=== Instructions for the task ===
Pull out every line in the data that has the string "name" in it.

-- begin --

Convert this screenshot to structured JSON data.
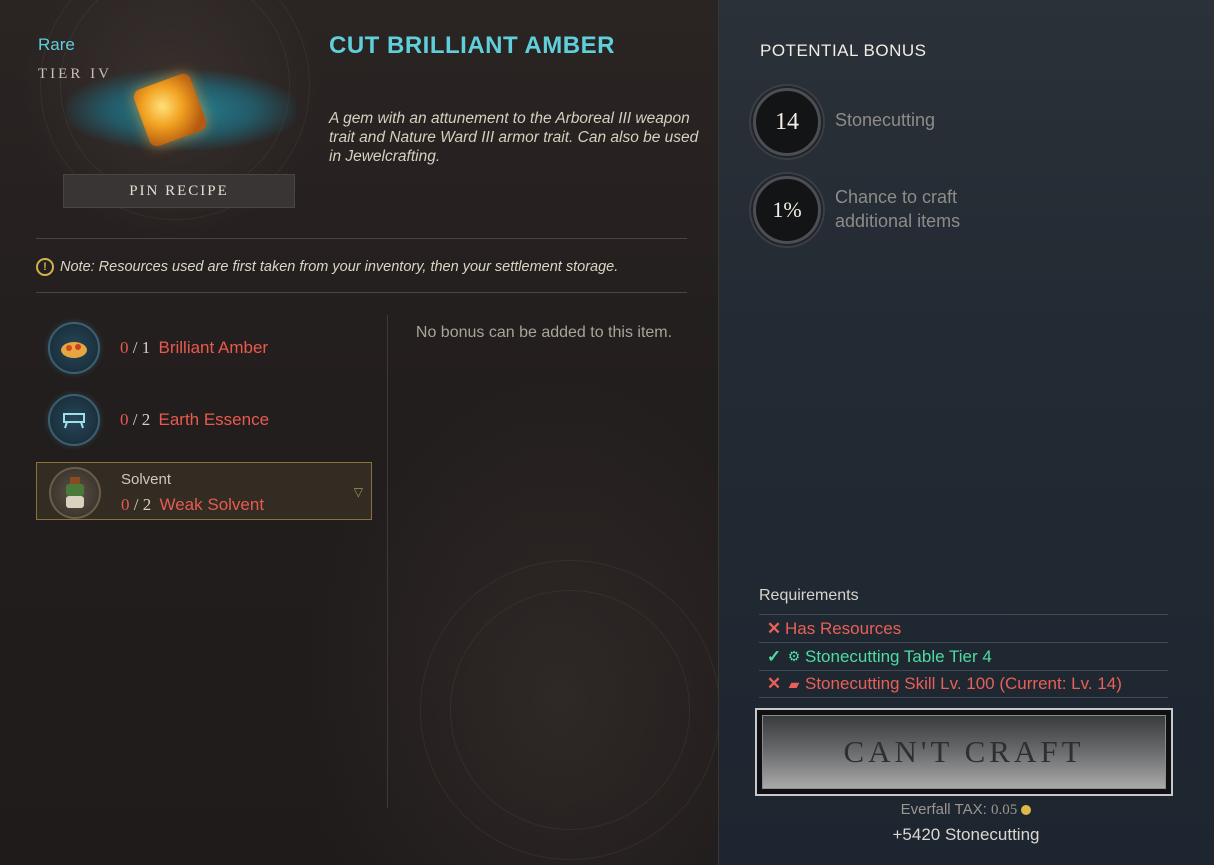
{
  "item": {
    "rarity": "Rare",
    "tier": "TIER IV",
    "title": "CUT BRILLIANT AMBER",
    "description": "A gem with an attunement to the Arboreal III weapon trait and Nature Ward III armor trait. Can also be used in Jewelcrafting.",
    "pin_label": "PIN RECIPE",
    "icon": "amber-gem-icon"
  },
  "note": {
    "icon": "!",
    "text": "Note: Resources used are first taken from your inventory, then your settlement storage."
  },
  "ingredients": [
    {
      "have": "0",
      "sep": "/",
      "need": "1",
      "name": "Brilliant Amber",
      "icon": "amber-ore-icon"
    },
    {
      "have": "0",
      "sep": "/",
      "need": "2",
      "name": "Earth Essence",
      "icon": "earth-essence-icon"
    },
    {
      "label": "Solvent",
      "have": "0",
      "sep": "/",
      "need": "2",
      "name": "Weak Solvent",
      "icon": "solvent-icon",
      "selected": true
    }
  ],
  "no_bonus_text": "No bonus can be added to this item.",
  "potential_bonus": {
    "title": "POTENTIAL BONUS",
    "items": [
      {
        "value": "14",
        "label": "Stonecutting"
      },
      {
        "value": "1%",
        "label": "Chance to craft additional items"
      }
    ]
  },
  "requirements": {
    "title": "Requirements",
    "rows": [
      {
        "status": "fail",
        "mark": "✕",
        "sub_icon": "",
        "text": "Has Resources"
      },
      {
        "status": "pass",
        "mark": "✓",
        "sub_icon": "⚙",
        "text": "Stonecutting Table Tier 4"
      },
      {
        "status": "fail",
        "mark": "✕",
        "sub_icon": "▰",
        "text": "Stonecutting Skill Lv. 100 (Current: Lv. 14)"
      }
    ]
  },
  "craft": {
    "label": "CAN'T CRAFT",
    "tax_label": "Everfall TAX:",
    "tax_value": "0.05",
    "xp_gain": "+5420 Stonecutting"
  },
  "colors": {
    "accent": "#5fd0db",
    "fail": "#e86058",
    "pass": "#4fdca2"
  }
}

-- end --

=== Final result ===
      "name": "Brilliant Amber",
      "name": "Earth Essence",
      "name": "Weak Solvent",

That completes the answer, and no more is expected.